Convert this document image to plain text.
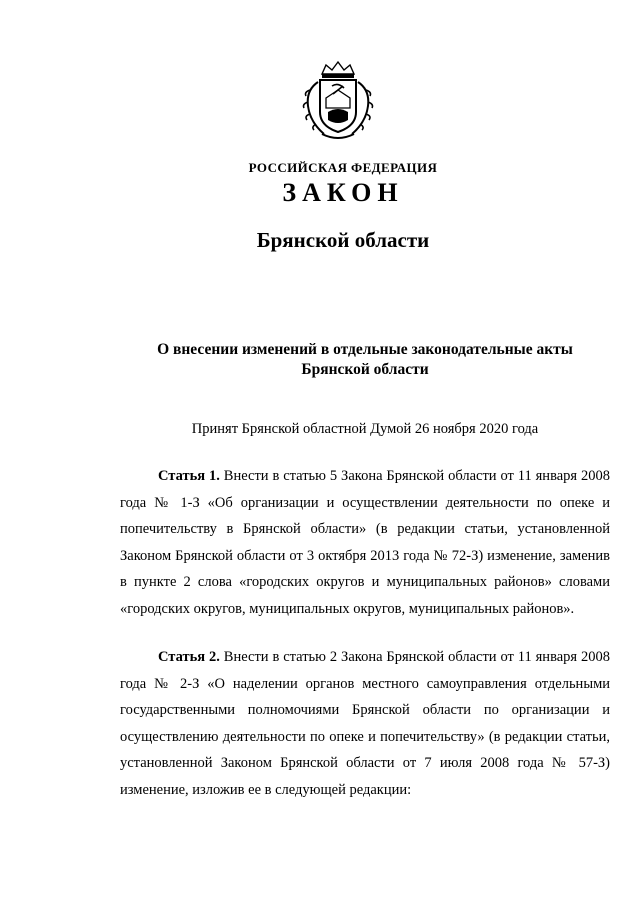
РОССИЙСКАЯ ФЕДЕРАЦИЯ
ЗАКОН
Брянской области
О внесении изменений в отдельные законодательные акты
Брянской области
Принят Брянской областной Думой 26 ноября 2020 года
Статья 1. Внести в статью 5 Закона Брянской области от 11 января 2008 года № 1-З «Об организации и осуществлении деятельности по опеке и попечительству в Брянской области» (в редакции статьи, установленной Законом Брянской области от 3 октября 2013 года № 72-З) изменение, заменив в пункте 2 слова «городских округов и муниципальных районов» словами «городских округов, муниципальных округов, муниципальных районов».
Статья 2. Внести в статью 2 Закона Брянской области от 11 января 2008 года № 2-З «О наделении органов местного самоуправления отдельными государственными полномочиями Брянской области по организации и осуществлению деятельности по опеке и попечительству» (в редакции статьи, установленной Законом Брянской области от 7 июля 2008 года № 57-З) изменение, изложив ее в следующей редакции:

=-=-=-=-=

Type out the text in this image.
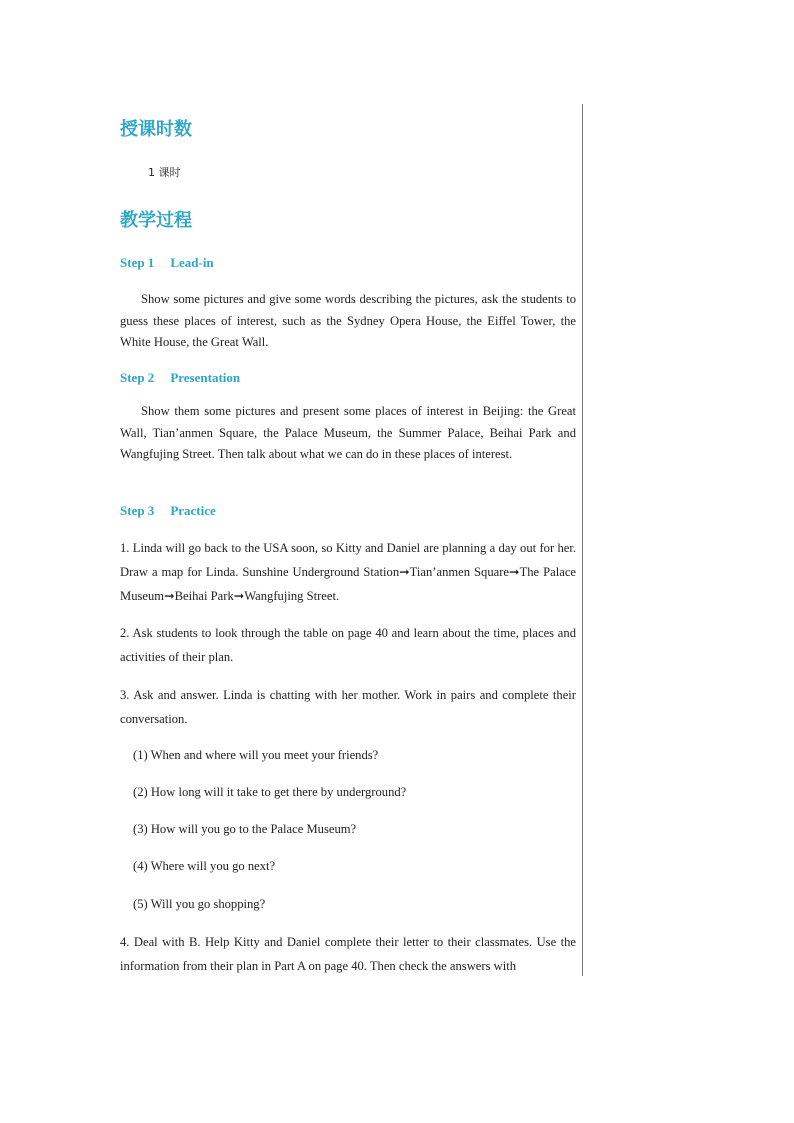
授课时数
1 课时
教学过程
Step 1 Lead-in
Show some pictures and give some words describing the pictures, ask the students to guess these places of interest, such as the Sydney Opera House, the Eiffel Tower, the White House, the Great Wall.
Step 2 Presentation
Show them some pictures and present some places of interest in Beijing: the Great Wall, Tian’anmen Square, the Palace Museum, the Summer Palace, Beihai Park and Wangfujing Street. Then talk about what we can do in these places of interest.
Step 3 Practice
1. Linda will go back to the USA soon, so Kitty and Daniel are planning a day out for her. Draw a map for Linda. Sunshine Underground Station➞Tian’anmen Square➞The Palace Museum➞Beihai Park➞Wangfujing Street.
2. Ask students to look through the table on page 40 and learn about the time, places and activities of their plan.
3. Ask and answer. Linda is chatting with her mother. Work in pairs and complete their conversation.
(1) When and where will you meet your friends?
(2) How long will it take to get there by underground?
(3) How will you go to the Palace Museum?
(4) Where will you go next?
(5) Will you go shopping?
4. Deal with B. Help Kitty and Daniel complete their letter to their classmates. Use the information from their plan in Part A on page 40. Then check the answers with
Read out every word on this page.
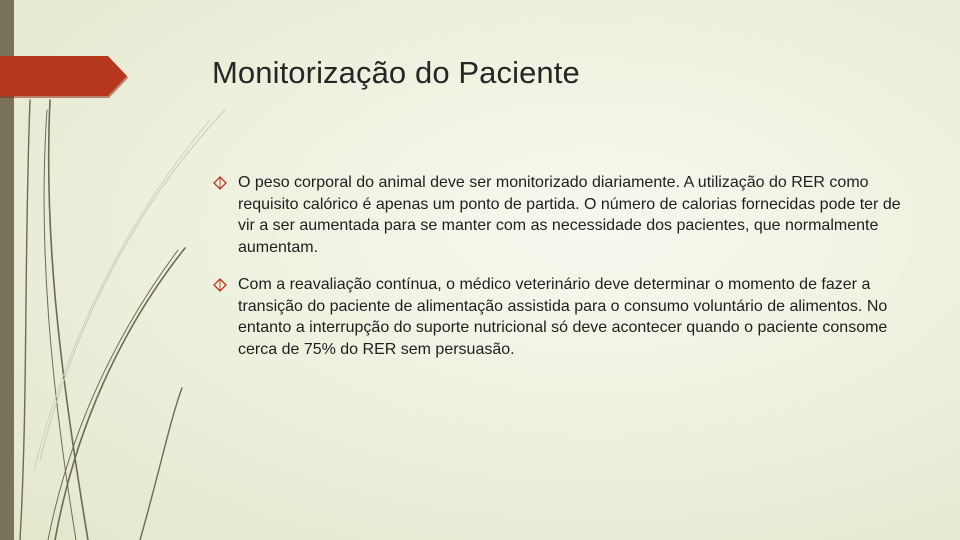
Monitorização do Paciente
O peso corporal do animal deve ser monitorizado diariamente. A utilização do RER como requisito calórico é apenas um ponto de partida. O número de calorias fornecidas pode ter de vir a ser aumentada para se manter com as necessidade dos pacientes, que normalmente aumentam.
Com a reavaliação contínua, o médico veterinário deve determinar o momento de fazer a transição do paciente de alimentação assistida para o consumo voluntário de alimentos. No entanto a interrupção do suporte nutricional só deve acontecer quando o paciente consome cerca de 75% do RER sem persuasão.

=-=-=-=-=

Check every line of the data above for the string "about", and copy those that have it.

Show them some pictures and present some places of interest in Beijing: the Great Wall, Tian’anmen Square, the Palace Museum, the Summer Palace, Beihai Park and Wangfujing Street. Then talk about what we can do in these places of interest.
2. Ask students to look through the table on page 40 and learn about the time, places and activities of their plan.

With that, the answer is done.